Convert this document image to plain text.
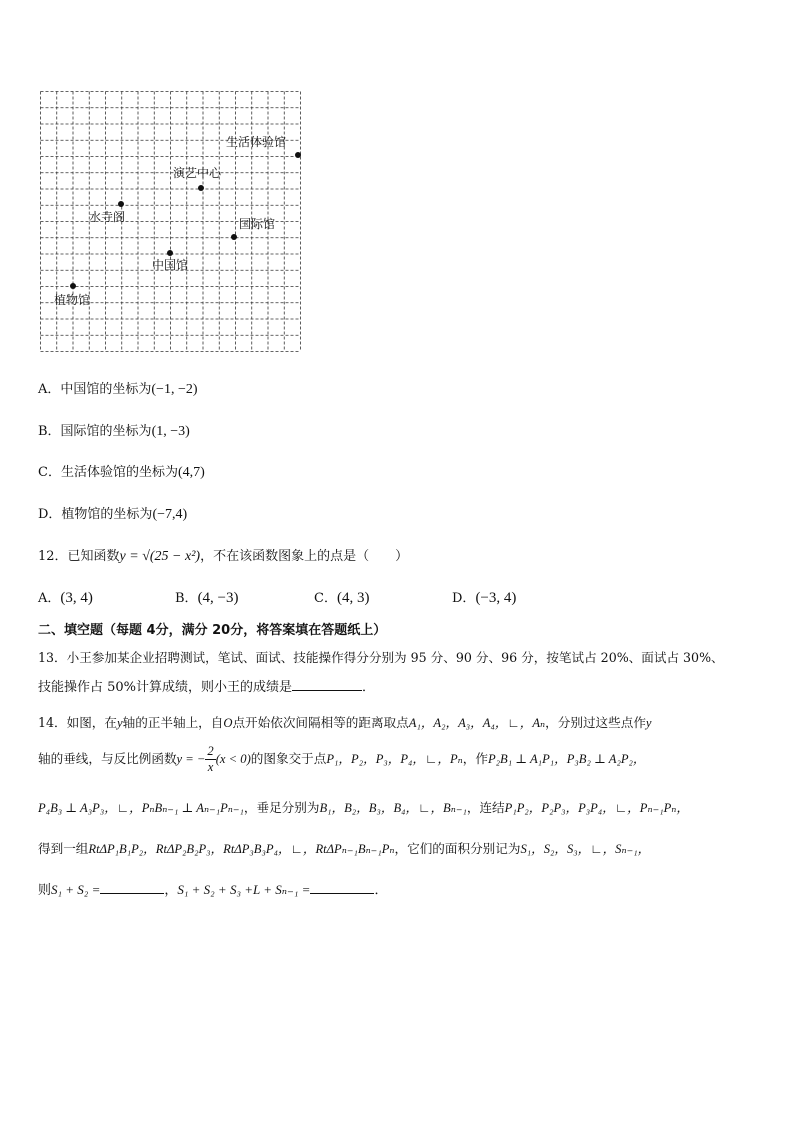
生活体验馆
演艺中心
水寺阁	国际馆
中国馆
植物馆
A．中国馆的坐标为(−1, −2)
B．国际馆的坐标为(1, −3)
C．生活体验馆的坐标为(4,7)
D．植物馆的坐标为(−7,4)
12．已知函数y = √(25 − x²)，不在该函数图象上的点是（　　）
A．(3, 4)	B．(4, −3)	C．(4, 3)	D．(−3, 4)
二、填空题（每题 4分，满分 20分，将答案填在答题纸上）
13．小王参加某企业招聘测试，笔试、面试、技能操作得分分别为 95 分、90 分、96 分，按笔试占 20%、面试占 30%、
技能操作占 50%计算成绩，则小王的成绩是	．
14．如图，在y轴的正半轴上，自O点开始依次间隔相等的距离取点A₁，A₂，A₃，A₄，∟，Aₙ，分别过这些点作y
轴的垂线，与反比例函数y = − $\frac{2}{x} (x < 0)$的图象交于点P₁，P₂，P₃，P₄，∟，Pₙ，作P₂B₁ ⊥ A₁P₁，P₃B₂ ⊥ A₂P₂，
P₄B₃ ⊥ A₃P₃，∟，PₙBₙ₋₁ ⊥ Aₙ₋₁Pₙ₋₁，垂足分别为B₁，B₂，B₃，B₄，∟，Bₙ₋₁，连结P₁P₂，P₂P₃，P₃P₄，∟，Pₙ₋₁Pₙ，
得到一组RtΔP₁B₁P₂，RtΔP₂B₂P₃，RtΔP₃B₃P₄，∟，RtΔPₙ₋₁Bₙ₋₁Pₙ，它们的面积分别记为S₁，S₂，S₃，∟，Sₙ₋₁，
则S₁ + S₂ =	，S₁ + S₂ + S₃ +L + Sₙ₋₁ =	．
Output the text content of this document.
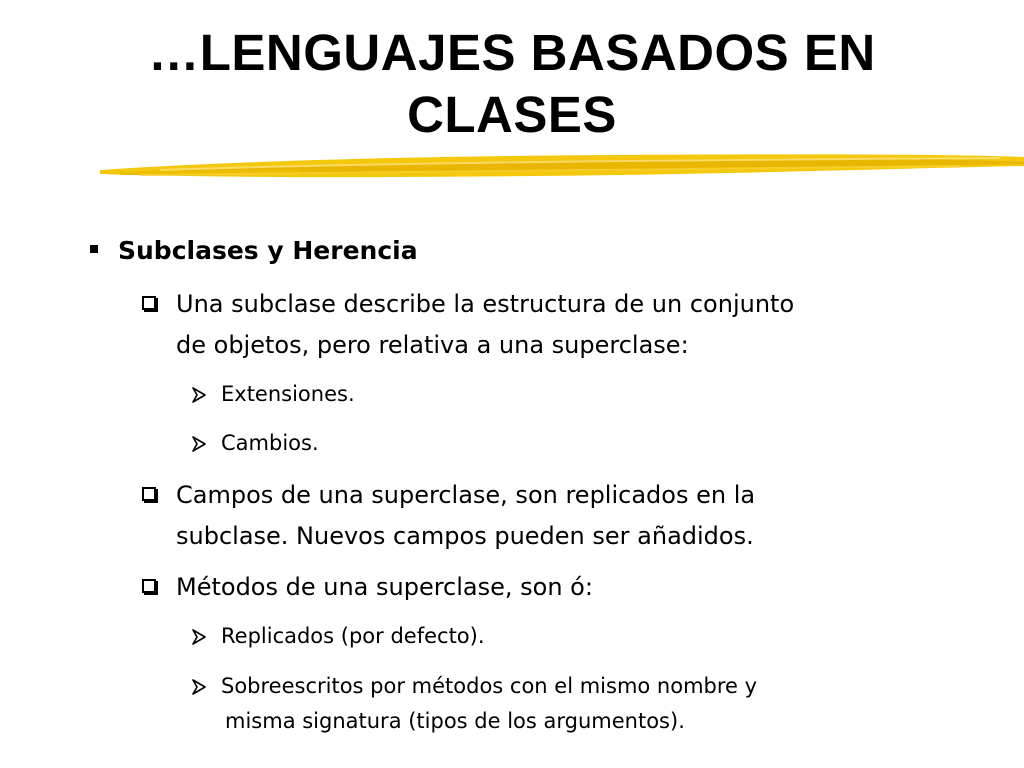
…LENGUAJES BASADOS EN
CLASES
Subclases y Herencia
Una subclase describe la estructura de un conjunto
de objetos, pero relativa a una superclase:
Extensiones.
Cambios.
Campos de una superclase, son replicados en la
subclase. Nuevos campos pueden ser añadidos.
Métodos de una superclase, son ó:
Replicados (por defecto).
Sobreescritos por métodos con el mismo nombre y
misma signatura (tipos de los argumentos).
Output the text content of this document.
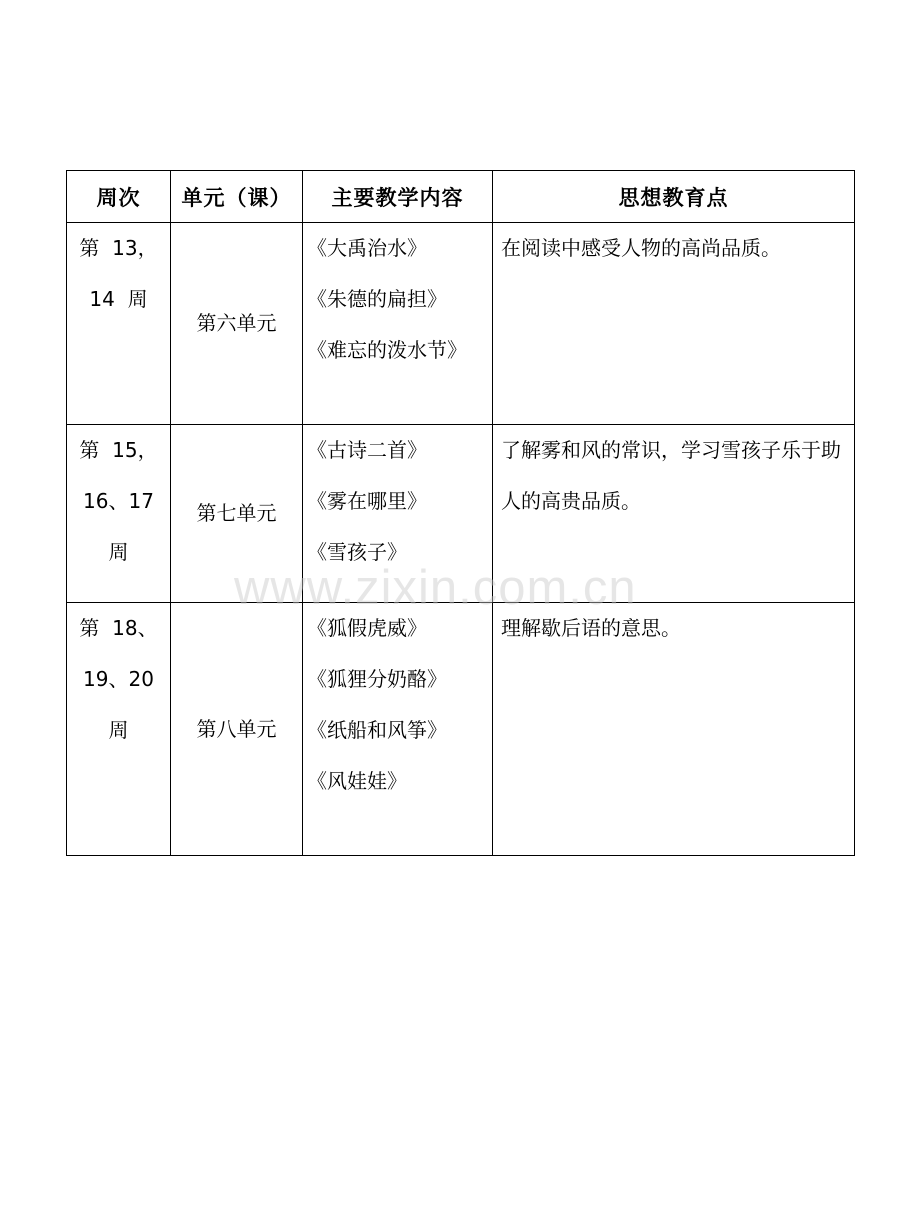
周次	单元（课）	主要教学内容	思想教育点

第  13，
14  周	第六单元	《大禹治水》
《朱德的扁担》
《难忘的泼水节》	在阅读中感受人物的高尚品质。

第  15，
16、17
周	第七单元	《古诗二首》
《雾在哪里》
《雪孩子》	了解雾和风的常识，学习雪孩子乐于助人的高贵品质。

第  18、
19、20
周	第八单元	《狐假虎威》
《狐狸分奶酪》
《纸船和风筝》
《风娃娃》	理解歇后语的意思。
www.zixin.com.cn
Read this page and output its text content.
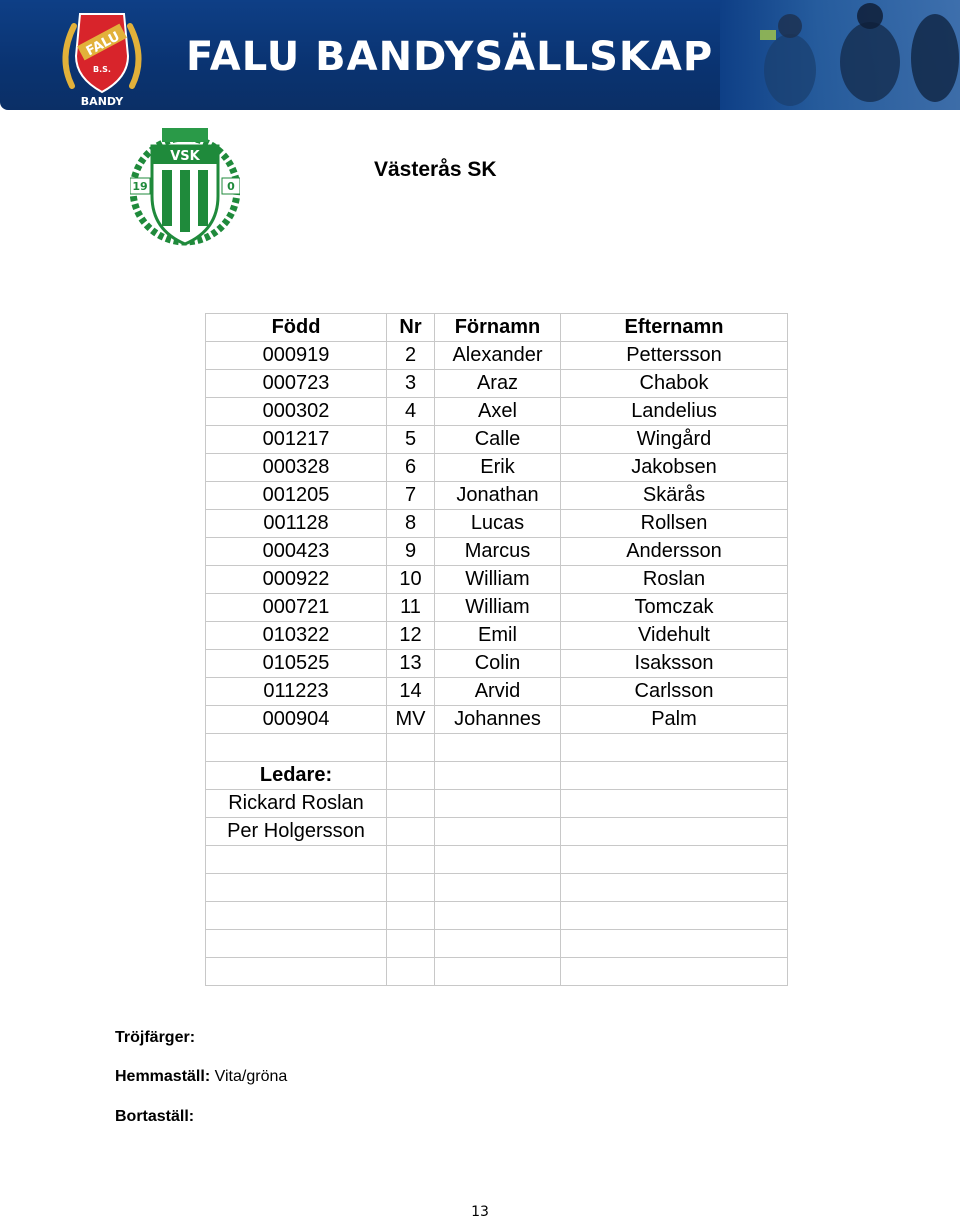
FALU
B.S.
BANDY
FALU BANDYSÄLLSKAP
VSK
19	0
Västerås SK
Född	Nr	Förnamn	Efternamn
000919	2	Alexander	Pettersson
000723	3	Araz	Chabok
000302	4	Axel	Landelius
001217	5	Calle	Wingård
000328	6	Erik	Jakobsen
001205	7	Jonathan	Skärås
001128	8	Lucas	Rollsen
000423	9	Marcus	Andersson
000922	10	William	Roslan
000721	11	William	Tomczak
010322	12	Emil	Videhult
010525	13	Colin	Isaksson
011223	14	Arvid	Carlsson
000904	MV	Johannes	Palm

Ledare:			
Rickard Roslan			
Per Holgersson			

Tröjfärger:
Hemmaställ: Vita/gröna
Bortaställ:
13
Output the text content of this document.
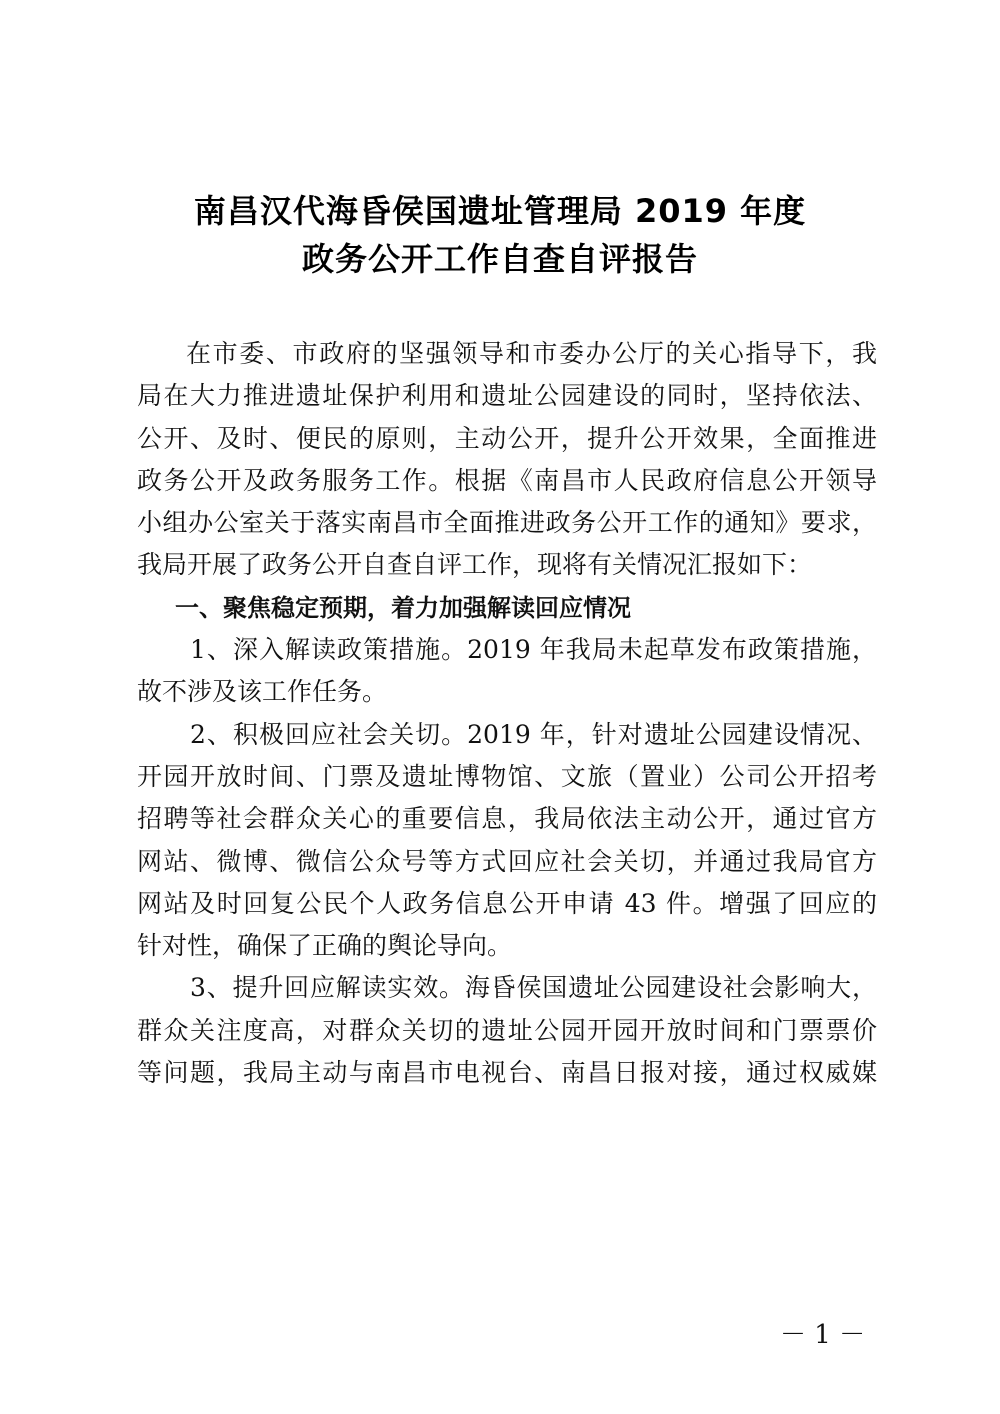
南昌汉代海昏侯国遗址管理局 2019 年度
政务公开工作自查自评报告
在市委、市政府的坚强领导和市委办公厅的关心指导下，我
局在大力推进遗址保护利用和遗址公园建设的同时，坚持依法、
公开、及时、便民的原则，主动公开，提升公开效果，全面推进
政务公开及政务服务工作。根据《南昌市人民政府信息公开领导
小组办公室关于落实南昌市全面推进政务公开工作的通知》要求，
我局开展了政务公开自查自评工作，现将有关情况汇报如下：
一、聚焦稳定预期，着力加强解读回应情况
1、深入解读政策措施。2019 年我局未起草发布政策措施，
故不涉及该工作任务。
2、积极回应社会关切。2019 年，针对遗址公园建设情况、
开园开放时间、门票及遗址博物馆、文旅（置业）公司公开招考
招聘等社会群众关心的重要信息，我局依法主动公开，通过官方
网站、微博、微信公众号等方式回应社会关切，并通过我局官方
网站及时回复公民个人政务信息公开申请 43 件。增强了回应的
针对性，确保了正确的舆论导向。
3、提升回应解读实效。海昏侯国遗址公园建设社会影响大，
群众关注度高，对群众关切的遗址公园开园开放时间和门票票价
等问题，我局主动与南昌市电视台、南昌日报对接，通过权威媒
－ 1 －
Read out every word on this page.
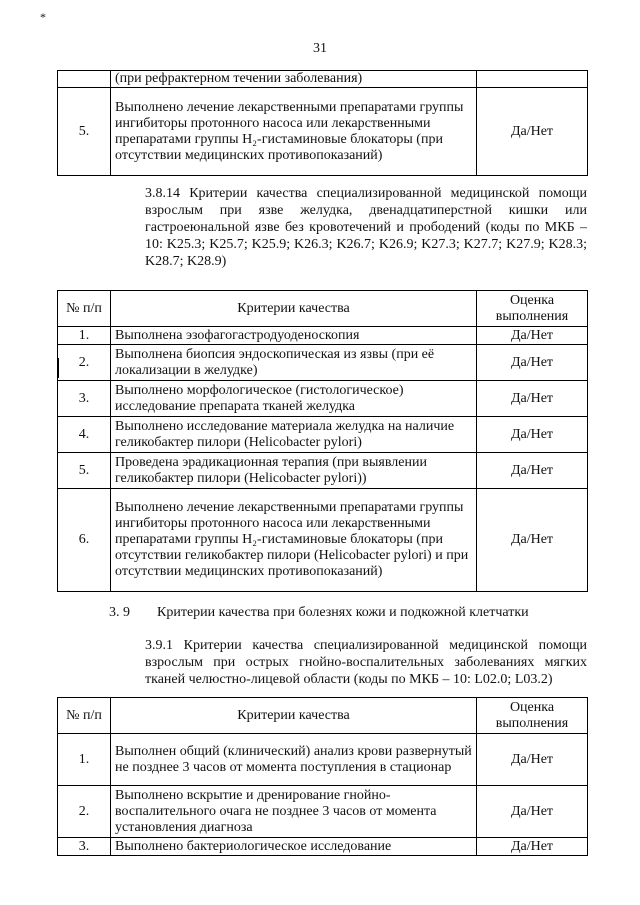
*
31
	(при рефрактерном течении заболевания)	
5.	Выполнено лечение лекарственными препаратами группы ингибиторы протонного насоса или лекарственными препаратами группы H₂-гистаминовые блокаторы (при отсутствии медицинских противопоказаний)	Да/Нет
3.8.14 Критерии качества специализированной медицинской помощи взрослым при язве желудка, двенадцатиперстной кишки или гастроеюнальной язве без кровотечений и прободений (коды по МКБ – 10: K25.3; K25.7; K25.9; K26.3; K26.7; K26.9; K27.3; K27.7; K27.9; K28.3; K28.7; K28.9)
№ п/п	Критерии качества	Оценка выполнения
1.	Выполнена эзофагогастродуоденоскопия	Да/Нет
2.	Выполнена биопсия эндоскопическая из язвы (при её локализации в желудке)	Да/Нет
3.	Выполнено морфологическое (гистологическое) исследование препарата тканей желудка	Да/Нет
4.	Выполнено исследование материала желудка на наличие геликобактер пилори (Helicobacter pylori)	Да/Нет
5.	Проведена эрадикационная терапия (при выявлении геликобактер пилори (Helicobacter pylori))	Да/Нет
6.	Выполнено лечение лекарственными препаратами группы ингибиторы протонного насоса или лекарственными препаратами группы H₂-гистаминовые блокаторы (при отсутствии геликобактер пилори (Helicobacter pylori) и при отсутствии медицинских противопоказаний)	Да/Нет
3. 9 Критерии качества при болезнях кожи и подкожной клетчатки
3.9.1 Критерии качества специализированной медицинской помощи взрослым при острых гнойно-воспалительных заболеваниях мягких тканей челюстно-лицевой области (коды по МКБ – 10: L02.0; L03.2)
№ п/п	Критерии качества	Оценка выполнения
1.	Выполнен общий (клинический) анализ крови развернутый не позднее 3 часов от момента поступления в стационар	Да/Нет
2.	Выполнено вскрытие и дренирование гнойно-воспалительного очага не позднее 3 часов от момента установления диагноза	Да/Нет
3.	Выполнено бактериологическое исследование	Да/Нет
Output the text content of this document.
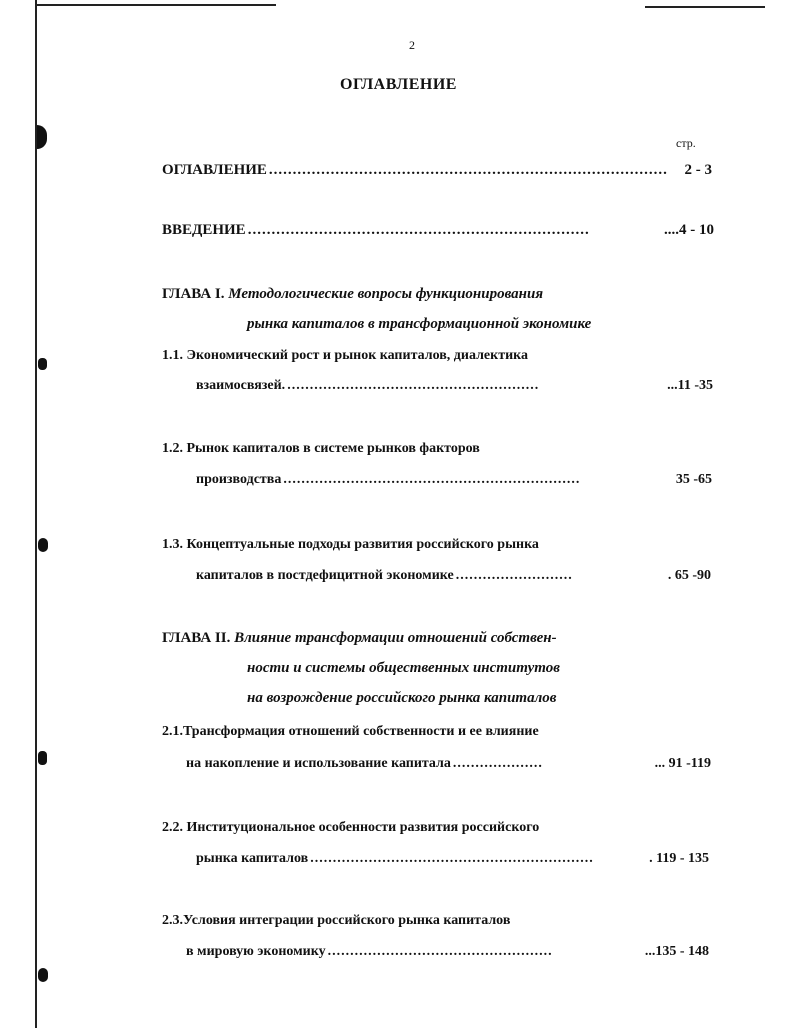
2
ОГЛАВЛЕНИЕ
стр.
ОГЛАВЛЕНИЕ ....................................................................................	2 - 3
ВВЕДЕНИЕ ........................................................................	....4 - 10
ГЛАВА I. Методологические вопросы функционирования
рынка капиталов в трансформационной экономике
1.1. Экономический рост и рынок капиталов, диалектика
взаимосвязей. ........................................................	...11 -35
1.2. Рынок капиталов в системе рынков факторов
производства ..................................................................	35 -65
1.3. Концептуальные подходы развития российского рынка
капиталов в постдефицитной экономике ..........................	. 65 -90
ГЛАВА II. Влияние трансформации отношений собствен-
ности и системы общественных институтов
на возрождение российского рынка капиталов
2.1.Трансформация отношений собственности и ее влияние
на накопление и использование капитала ....................	... 91 -119
2.2. Институциональное особенности развития российского
рынка капиталов ...............................................................	. 119 - 135
2.3.Условия интеграции российского рынка капиталов
в мировую экономику ..................................................	...135 - 148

───

State the number of lines in the data that include the string "Helicobacter", and add nothing else.

### Solution to this task
3